Brano selezionato:
Nello stesso senso si è espressa la Corte di Cassazione che ha stabilito che il giudice non può negare la messa alla prova solo perché l’imputato, che ha i requisiti per l’ammissione, non può temporaneamente svolgere il lavoro di pubblica utilità per ragioni di salute; in questi casi il giudice è tenuto a valutare tali impedimenti, richiedendo approfondimenti ai servizi sociali o agli altri enti competenti, predisponendo integrazioni o modifiche al programma per renderlo compatibile con le necessità dell’imputato (Cassazione penale sez. IV, 14/01/2020, n. 10787).

  1. Il caso: impossibilità definitiva sopravvenuta allo svolgimento dell’attività lavorativa.

In un caso pratico, tuttavia, è accaduto che l’imputato ammesso alla prova, dopo avere iniziato il lavoro di pubblica utilità, aveva avuto un grave problema di salute (un infarto) che aveva determinato l’impossibilità oggettiva di completare il programma stabilito.

Dalla relazione dell’UEPE era risultato che, fino a quando era stato nelle condizioni di svolgere il lavoro di pubblica utilità previsto dal programma, l’imputato aveva adempiuto ai suoi impegni con professionalità e dedizione e anche dopo l’infarto subito si era mostrato amareggiato per non aver potuto continuare ad assolvere agli impegni assunti. L’UEPE aveva inoltre chiarito che l’infarto subito, così come le patologie sanitarie pregresse rendevano difficile per l’imputato svolgere compiti e funzioni proprie della sua età risultando impossibile, nonostante la volontà dell’imputato di completare il programma previsto, prevedere un lavoro di pubblica utilità sostitutivo in quanto incompatibile con le sue fragili condizioni di salute, le quali risultavano ulteriormente ampliate sia dai pericoli per la salute dovuti alla pandemia in corso provocata dal Covid-19 sia dalla sua età (settantottenne).

L’UEPE aveva aggiunto che nonostante l’infarto l’imputato si era poi prodigato per compensare la sua assenza al lavoro commissionando ai suoi operai la realizzazione di opere a favore dell’ente per il quale aveva svolto il lavoro medesimo.

Alla luce di tale situazione sopravvenuta, il Tribunale di Avellino ha dovuto, dunque, valutare il percorso di messa alla prova nel suo complesso e, nonostante il mancato completamento del programma per impossibilità oggettiva sopravvenuta, ha pronunciato sentenza di non doversi procedere per il buon esito della messa alla prova, valorizzando il rammarico mostrato dall’imputato a non poter continuare ad assolvere agli impegni assunti, la seria riflessione critica circa la condotta contestatagli e infine le iniziative a sfondo sociale intraprese spontaneamente per supplire alla sopravvenuta situazione di impossibilità (Tribunale di Avellino sentenza n. 666/2021).

Record estratti:
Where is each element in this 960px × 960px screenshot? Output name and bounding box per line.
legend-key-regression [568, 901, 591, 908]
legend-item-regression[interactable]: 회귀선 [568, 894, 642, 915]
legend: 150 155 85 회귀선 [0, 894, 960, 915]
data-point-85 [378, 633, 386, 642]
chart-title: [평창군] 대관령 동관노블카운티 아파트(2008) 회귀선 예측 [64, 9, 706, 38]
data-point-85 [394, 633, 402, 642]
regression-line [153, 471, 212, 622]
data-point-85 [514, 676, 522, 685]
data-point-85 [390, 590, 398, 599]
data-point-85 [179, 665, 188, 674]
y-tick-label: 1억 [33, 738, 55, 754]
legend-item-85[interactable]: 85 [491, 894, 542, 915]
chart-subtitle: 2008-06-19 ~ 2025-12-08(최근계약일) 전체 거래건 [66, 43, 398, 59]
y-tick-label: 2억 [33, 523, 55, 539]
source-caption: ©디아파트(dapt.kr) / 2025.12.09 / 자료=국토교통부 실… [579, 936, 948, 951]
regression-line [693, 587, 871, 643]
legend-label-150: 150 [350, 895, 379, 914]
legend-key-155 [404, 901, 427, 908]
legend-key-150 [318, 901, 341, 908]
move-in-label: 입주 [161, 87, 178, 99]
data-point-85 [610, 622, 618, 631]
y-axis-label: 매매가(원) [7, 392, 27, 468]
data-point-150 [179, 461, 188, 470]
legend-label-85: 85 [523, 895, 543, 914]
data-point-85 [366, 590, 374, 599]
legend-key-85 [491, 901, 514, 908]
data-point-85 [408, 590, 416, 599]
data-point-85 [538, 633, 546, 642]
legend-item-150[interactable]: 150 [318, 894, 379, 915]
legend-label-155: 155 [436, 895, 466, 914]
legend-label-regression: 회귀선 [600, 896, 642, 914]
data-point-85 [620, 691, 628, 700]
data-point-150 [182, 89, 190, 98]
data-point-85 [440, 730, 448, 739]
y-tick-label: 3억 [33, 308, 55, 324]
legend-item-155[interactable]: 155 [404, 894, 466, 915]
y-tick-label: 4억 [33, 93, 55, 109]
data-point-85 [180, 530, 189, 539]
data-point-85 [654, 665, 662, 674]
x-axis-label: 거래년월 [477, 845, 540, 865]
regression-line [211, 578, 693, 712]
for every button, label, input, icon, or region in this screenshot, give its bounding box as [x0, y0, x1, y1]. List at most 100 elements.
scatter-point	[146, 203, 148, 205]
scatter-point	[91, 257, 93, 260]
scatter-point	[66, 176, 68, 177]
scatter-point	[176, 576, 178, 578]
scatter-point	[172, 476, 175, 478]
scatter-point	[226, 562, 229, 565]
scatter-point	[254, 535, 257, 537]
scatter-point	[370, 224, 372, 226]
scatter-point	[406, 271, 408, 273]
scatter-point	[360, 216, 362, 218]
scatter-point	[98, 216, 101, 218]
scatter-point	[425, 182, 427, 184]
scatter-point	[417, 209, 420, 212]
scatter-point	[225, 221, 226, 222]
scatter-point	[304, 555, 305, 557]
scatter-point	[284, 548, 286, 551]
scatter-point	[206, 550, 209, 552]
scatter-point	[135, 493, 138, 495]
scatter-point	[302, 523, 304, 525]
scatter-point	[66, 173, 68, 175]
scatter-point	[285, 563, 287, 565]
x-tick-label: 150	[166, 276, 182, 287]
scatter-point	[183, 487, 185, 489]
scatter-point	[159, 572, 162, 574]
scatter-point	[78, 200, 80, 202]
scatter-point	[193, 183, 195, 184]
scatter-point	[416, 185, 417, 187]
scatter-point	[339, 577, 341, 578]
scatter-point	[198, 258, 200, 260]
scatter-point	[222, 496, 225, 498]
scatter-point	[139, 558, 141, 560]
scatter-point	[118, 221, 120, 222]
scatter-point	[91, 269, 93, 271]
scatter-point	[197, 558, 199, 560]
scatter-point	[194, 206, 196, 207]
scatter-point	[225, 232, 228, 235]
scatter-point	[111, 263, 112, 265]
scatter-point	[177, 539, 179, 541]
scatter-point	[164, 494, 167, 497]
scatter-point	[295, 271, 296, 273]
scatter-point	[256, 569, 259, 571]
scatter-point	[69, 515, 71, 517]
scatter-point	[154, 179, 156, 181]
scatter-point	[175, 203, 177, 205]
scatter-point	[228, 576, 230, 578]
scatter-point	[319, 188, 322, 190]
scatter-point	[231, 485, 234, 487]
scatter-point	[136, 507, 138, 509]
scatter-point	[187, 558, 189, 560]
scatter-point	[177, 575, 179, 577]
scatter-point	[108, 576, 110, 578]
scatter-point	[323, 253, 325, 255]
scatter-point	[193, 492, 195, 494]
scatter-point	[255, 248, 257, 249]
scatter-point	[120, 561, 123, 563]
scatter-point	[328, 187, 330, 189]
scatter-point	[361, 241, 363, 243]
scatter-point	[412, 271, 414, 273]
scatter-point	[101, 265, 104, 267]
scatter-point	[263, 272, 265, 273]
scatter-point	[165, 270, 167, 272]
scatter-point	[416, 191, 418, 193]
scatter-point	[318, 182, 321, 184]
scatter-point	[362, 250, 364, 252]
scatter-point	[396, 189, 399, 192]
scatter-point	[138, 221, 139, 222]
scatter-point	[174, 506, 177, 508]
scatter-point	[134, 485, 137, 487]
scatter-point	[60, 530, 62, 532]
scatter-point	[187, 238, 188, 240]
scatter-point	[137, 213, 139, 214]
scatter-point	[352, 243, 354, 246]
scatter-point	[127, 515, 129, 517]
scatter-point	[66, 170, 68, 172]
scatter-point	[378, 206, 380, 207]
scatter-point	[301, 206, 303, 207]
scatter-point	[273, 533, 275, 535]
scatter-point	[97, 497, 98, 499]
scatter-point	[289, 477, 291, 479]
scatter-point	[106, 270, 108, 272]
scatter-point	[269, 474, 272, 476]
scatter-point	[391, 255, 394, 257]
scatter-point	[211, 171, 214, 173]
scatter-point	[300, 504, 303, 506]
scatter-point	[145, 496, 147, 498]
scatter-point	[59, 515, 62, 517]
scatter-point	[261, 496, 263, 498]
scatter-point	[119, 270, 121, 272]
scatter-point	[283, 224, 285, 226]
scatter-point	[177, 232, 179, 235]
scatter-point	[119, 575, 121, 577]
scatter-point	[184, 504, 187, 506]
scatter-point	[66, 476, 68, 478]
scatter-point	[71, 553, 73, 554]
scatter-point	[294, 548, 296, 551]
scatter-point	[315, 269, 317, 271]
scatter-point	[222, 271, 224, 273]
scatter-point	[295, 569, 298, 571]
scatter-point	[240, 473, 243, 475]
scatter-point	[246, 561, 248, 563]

Scopo del compito: Restituisci parola per parola il tratto del brano sulla messa alla prova che va da "L’UEPE aveva aggiunto" fino a "il lavoro medesimo.". Per rispondere basati soltanto sul brano.

Risposta scritta:
L’UEPE aveva aggiunto che nonostante l’infarto l’imputato si era poi prodigato per compensare la sua assenza al lavoro commissionando ai suoi operai la realizzazione di opere a favore dell’ente per il quale aveva svolto il lavoro medesimo.